▸ **TASK DESCRIPTION**:
Render each line of the data below as a two-column Markdown table, with the row number under Row and the line under Entry. Leave out blank lines.

▸ **DATA FOR PROCESSING**:

-- start --

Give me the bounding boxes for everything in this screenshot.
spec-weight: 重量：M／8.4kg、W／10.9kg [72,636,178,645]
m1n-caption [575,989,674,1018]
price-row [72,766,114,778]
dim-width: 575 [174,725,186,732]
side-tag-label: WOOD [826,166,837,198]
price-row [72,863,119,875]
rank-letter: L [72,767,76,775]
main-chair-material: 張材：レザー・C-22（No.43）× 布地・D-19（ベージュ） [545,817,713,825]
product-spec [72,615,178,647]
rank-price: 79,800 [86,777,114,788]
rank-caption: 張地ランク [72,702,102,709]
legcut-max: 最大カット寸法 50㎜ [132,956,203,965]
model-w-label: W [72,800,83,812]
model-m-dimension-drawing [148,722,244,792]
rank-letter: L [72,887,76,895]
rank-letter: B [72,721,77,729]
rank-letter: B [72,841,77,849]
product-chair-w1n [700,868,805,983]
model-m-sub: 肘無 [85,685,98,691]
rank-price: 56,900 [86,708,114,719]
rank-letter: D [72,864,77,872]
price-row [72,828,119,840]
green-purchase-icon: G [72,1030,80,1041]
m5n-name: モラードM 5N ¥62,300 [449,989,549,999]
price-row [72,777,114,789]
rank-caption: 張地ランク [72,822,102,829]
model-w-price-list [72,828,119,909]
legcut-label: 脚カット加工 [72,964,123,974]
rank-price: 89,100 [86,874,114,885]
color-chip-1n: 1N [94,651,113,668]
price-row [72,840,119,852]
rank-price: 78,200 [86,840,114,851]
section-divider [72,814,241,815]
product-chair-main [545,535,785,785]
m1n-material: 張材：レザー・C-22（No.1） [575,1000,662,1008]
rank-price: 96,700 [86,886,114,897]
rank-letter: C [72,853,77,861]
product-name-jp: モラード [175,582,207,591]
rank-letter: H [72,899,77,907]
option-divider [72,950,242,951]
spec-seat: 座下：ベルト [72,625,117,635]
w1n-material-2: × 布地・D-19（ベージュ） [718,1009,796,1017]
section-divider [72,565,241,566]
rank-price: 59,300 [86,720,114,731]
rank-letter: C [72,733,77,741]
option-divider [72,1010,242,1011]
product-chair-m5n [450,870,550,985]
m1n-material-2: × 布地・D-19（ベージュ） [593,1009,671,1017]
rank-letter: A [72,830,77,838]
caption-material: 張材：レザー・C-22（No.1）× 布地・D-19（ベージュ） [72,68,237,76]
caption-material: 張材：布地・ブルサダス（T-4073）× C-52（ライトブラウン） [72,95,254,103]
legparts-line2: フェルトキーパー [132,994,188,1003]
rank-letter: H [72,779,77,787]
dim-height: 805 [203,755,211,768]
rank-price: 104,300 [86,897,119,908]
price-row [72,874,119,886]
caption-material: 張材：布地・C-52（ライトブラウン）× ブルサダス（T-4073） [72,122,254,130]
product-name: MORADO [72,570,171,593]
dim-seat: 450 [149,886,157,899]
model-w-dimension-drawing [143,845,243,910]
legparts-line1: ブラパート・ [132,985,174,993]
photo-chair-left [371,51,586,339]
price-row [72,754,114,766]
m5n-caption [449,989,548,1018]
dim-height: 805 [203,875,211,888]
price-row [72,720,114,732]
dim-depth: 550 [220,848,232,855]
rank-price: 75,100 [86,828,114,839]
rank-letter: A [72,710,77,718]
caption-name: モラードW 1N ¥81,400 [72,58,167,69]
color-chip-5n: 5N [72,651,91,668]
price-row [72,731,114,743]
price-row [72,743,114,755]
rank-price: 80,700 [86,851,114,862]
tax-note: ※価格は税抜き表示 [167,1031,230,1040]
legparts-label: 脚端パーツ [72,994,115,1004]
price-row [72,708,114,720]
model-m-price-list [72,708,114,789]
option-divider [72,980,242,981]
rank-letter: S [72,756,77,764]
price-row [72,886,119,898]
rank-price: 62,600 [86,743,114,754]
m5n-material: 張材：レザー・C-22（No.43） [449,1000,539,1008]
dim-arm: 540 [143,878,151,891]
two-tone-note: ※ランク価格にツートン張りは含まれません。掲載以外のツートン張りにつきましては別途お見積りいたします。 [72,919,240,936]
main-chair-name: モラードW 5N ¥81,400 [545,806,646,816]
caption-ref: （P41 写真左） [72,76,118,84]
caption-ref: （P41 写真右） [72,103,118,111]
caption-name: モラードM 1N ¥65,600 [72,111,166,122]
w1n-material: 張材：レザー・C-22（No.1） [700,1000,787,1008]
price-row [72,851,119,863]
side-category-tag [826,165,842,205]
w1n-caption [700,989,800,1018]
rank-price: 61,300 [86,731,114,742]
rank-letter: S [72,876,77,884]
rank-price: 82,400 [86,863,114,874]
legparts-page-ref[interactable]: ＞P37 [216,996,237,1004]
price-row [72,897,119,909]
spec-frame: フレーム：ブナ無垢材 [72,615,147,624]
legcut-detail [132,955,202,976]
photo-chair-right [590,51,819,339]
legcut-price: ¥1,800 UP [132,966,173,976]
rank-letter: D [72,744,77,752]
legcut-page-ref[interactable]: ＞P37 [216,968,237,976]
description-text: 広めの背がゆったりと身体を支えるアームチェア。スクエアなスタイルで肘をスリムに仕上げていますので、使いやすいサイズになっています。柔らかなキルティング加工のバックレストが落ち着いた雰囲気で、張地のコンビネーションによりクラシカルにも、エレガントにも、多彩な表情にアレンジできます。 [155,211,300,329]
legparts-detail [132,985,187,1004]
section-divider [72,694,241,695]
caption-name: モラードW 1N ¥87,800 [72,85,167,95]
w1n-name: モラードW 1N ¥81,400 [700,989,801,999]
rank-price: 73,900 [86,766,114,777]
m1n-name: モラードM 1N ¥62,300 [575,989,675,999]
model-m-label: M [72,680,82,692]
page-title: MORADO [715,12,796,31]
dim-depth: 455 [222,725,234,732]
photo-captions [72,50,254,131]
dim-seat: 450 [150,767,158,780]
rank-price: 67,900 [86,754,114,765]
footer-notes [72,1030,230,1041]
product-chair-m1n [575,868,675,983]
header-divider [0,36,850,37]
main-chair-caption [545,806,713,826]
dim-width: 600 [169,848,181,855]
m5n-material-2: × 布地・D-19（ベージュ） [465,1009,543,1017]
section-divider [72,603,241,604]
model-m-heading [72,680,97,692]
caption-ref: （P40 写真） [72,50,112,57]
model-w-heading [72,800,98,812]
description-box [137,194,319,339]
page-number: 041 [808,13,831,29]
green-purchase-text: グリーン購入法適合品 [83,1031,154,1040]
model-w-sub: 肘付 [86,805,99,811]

-- end --

▸ **EXERCISE SOLUTION**:
| Row | Entry |
|---|---|
| 1 | Give me the bounding boxes for everything in this screenshot. |
| 2 | spec-weight: 重量：M／8.4kg、W／10.9kg [72,636,178,645] |
| 3 | m1n-caption [575,989,674,1018] |
| 4 | price-row [72,766,114,778] |
| 5 | dim-width: 575 [174,725,186,732] |
| 6 | side-tag-label: WOOD [826,166,837,198] |
| 7 | price-row [72,863,119,875] |
| 8 | rank-letter: L [72,767,76,775] |
| 9 | main-chair-material: 張材：レザー・C-22（No.43）× 布地・D-19（ベージュ） [545,817,713,825] |
| 10 | product-spec [72,615,178,647] |
| 11 | rank-price: 79,800 [86,777,114,788] |
| 12 | rank-caption: 張地ランク [72,702,102,709] |
| 13 | legcut-max: 最大カット寸法 50㎜ [132,956,203,965] |
| 14 | model-w-label: W [72,800,83,812] |
| 15 | model-m-dimension-drawing [148,722,244,792] |
| 16 | rank-letter: L [72,887,76,895] |
| 17 | rank-letter: B [72,721,77,729] |
| 18 | rank-letter: B [72,841,77,849] |
| 19 | product-chair-w1n [700,868,805,983] |
| 20 | model-m-sub: 肘無 [85,685,98,691] |
| 21 | rank-price: 56,900 [86,708,114,719] |
| 22 | rank-letter: D [72,864,77,872] |
| 23 | price-row [72,828,119,840] |
| 24 | green-purchase-icon: G [72,1030,80,1041] |
| 25 | m5n-name: モラードM 5N ¥62,300 [449,989,549,999] |
| 26 | price-row [72,777,114,789] |
| 27 | rank-caption: 張地ランク [72,822,102,829] |
| 28 | model-w-price-list [72,828,119,909] |
| 29 | legcut-label: 脚カット加工 [72,964,123,974] |
| 30 | rank-price: 89,100 [86,874,114,885] |
| 31 | color-chip-1n: 1N [94,651,113,668] |
| 32 | price-row [72,840,119,852] |
| 33 | rank-price: 78,200 [86,840,114,851] |
| 34 | section-divider [72,814,241,815] |
| 35 | product-chair-main [545,535,785,785] |
| 36 | m1n-material: 張材：レザー・C-22（No.1） [575,1000,662,1008] |
| 37 | rank-price: 96,700 [86,886,114,897] |
| 38 | rank-letter: C [72,853,77,861] |
| 39 | product-name-jp: モラード [175,582,207,591] |
| 40 | rank-letter: H [72,899,77,907] |
| 41 | option-divider [72,950,242,951] |
| 42 | spec-seat: 座下：ベルト [72,625,117,635] |
| 43 | w1n-material-2: × 布地・D-19（ベージュ） [718,1009,796,1017] |
| 44 | section-divider [72,565,241,566] |
| 45 | rank-price: 59,300 [86,720,114,731] |
| 46 | rank-letter: C [72,733,77,741] |
| 47 | option-divider [72,1010,242,1011] |
| 48 | product-chair-m5n [450,870,550,985] |
| 49 | m1n-material-2: × 布地・D-19（ベージュ） [593,1009,671,1017] |
| 50 | rank-letter: A [72,830,77,838] |
| 51 | caption-material: 張材：レザー・C-22（No.1）× 布地・D-19（ベージュ） [72,68,237,76] |
| 52 | caption-material: 張材：布地・ブルサダス（T-4073）× C-52（ライトブラウン） [72,95,254,103] |
| 53 | legparts-line2: フェルトキーパー [132,994,188,1003] |
| 54 | rank-letter: H [72,779,77,787] |
| 55 | dim-height: 805 [203,755,211,768] |
| 56 | rank-price: 104,300 [86,897,119,908] |
| 57 | price-row [72,874,119,886] |
| 58 | caption-material: 張材：布地・C-52（ライトブラウン）× ブルサダス（T-4073） [72,122,254,130] |
| 59 | product-name: MORADO [72,570,171,593] |
| 60 | dim-seat: 450 [149,886,157,899] |
| 61 | model-w-dimension-drawing [143,845,243,910] |
| 62 | legparts-line1: ブラパート・ [132,985,174,993] |
| 63 | photo-chair-left [371,51,586,339] |
| 64 | price-row [72,754,114,766] |
| 65 | m5n-caption [449,989,548,1018] |
| 66 | dim-height: 805 [203,875,211,888] |
| 67 | price-row [72,720,114,732] |
| 68 | dim-depth: 550 [220,848,232,855] |
| 69 | rank-price: 75,100 [86,828,114,839] |
| 70 | rank-letter: A [72,710,77,718] |
| 71 | caption-name: モラードW 1N ¥81,400 [72,58,167,69] |
| 72 | color-chip-5n: 5N [72,651,91,668] |
| 73 | price-row [72,731,114,743] |
| 74 | price-row [72,743,114,755] |
| 75 | rank-price: 80,700 [86,851,114,862] |
| 76 | tax-note: ※価格は税抜き表示 [167,1031,230,1040] |
| 77 | legparts-label: 脚端パーツ [72,994,115,1004] |
| 78 | price-row [72,708,114,720] |
| 79 | model-m-price-list [72,708,114,789] |
| 80 | option-divider [72,980,242,981] |
| 81 | rank-letter: S [72,756,77,764] |
| 82 | price-row [72,886,119,898] |
| 83 | rank-price: 62,600 [86,743,114,754] |
| 84 | m5n-material: 張材：レザー・C-22（No.43） [449,1000,539,1008] |
| 85 | dim-arm: 540 [143,878,151,891] |
| 86 | two-tone-note: ※ランク価格にツートン張りは含まれません。掲載以外のツートン張りにつきましては別途お見積りいたします。 [72,919,240,936] |
| 87 | main-chair-name: モラードW 5N ¥81,400 [545,806,646,816] |
| 88 | caption-ref: （P41 写真左） [72,76,118,84] |
| 89 | caption-ref: （P41 写真右） [72,103,118,111] |
| 90 | caption-name: モラードM 1N ¥65,600 [72,111,166,122] |
| 91 | w1n-material: 張材：レザー・C-22（No.1） [700,1000,787,1008] |
| 92 | price-row [72,851,119,863] |
| 93 | side-category-tag [826,165,842,205] |
| 94 | w1n-caption [700,989,800,1018] |
| 95 | rank-price: 61,300 [86,731,114,742] |
| 96 | rank-letter: S [72,876,77,884] |
| 97 | rank-price: 82,400 [86,863,114,874] |
| 98 | legparts-page-ref[interactable]: ＞P37 [216,996,237,1004] |
| 99 | price-row [72,897,119,909] |
| 100 | spec-frame: フレーム：ブナ無垢材 [72,615,147,624] |
| 101 | legcut-detail [132,955,202,976] |
| 102 | photo-chair-right [590,51,819,339] |
| 103 | legcut-price: ¥1,800 UP [132,966,173,976] |
| 104 | rank-letter: D [72,744,77,752] |
| 105 | legcut-page-ref[interactable]: ＞P37 [216,968,237,976] |
| 106 | description-text: 広めの背がゆったりと身体を支えるアームチェア。スクエアなスタイルで肘をスリムに仕上げていますので、使いやすいサイズになっています。柔らかなキルティング加工のバックレストが落ち着いた雰囲気で、張地のコンビネーションによりクラシカルにも、エレガントにも、多彩な表情にアレンジできます。 [155,211,300,329] |
| 107 | legparts-detail [132,985,187,1004] |
| 108 | section-divider [72,694,241,695] |
| 109 | caption-name: モラードW 1N ¥87,800 [72,85,167,95] |
| 110 | w1n-name: モラードW 1N ¥81,400 [700,989,801,999] |
| 111 | rank-price: 73,900 [86,766,114,777] |
| 112 | m1n-name: モラードM 1N ¥62,300 [575,989,675,999] |
| 113 | model-m-label: M [72,680,82,692] |
| 114 | page-title: MORADO [715,12,796,31] |
| 115 | dim-depth: 455 [222,725,234,732] |
| 116 | photo-captions [72,50,254,131] |
| 117 | dim-seat: 450 [150,767,158,780] |
| 118 | rank-price: 67,900 [86,754,114,765] |
| 119 | footer-notes [72,1030,230,1041] |
| 120 | product-chair-m1n [575,868,675,983] |
| 121 | header-divider [0,36,850,37] |
| 122 | main-chair-caption [545,806,713,826] |
| 123 | dim-width: 600 [169,848,181,855] |
| 124 | m5n-material-2: × 布地・D-19（ベージュ） [465,1009,543,1017] |
| 125 | section-divider [72,603,241,604] |
| 126 | model-m-heading [72,680,97,692] |
| 127 | caption-ref: （P40 写真） [72,50,112,57] |
| 128 | model-w-heading [72,800,98,812] |
| 129 | description-box [137,194,319,339] |
| 130 | page-number: 041 [808,13,831,29] |
| 131 | green-purchase-text: グリーン購入法適合品 [83,1031,154,1040] |
| 132 | model-w-sub: 肘付 [86,805,99,811] |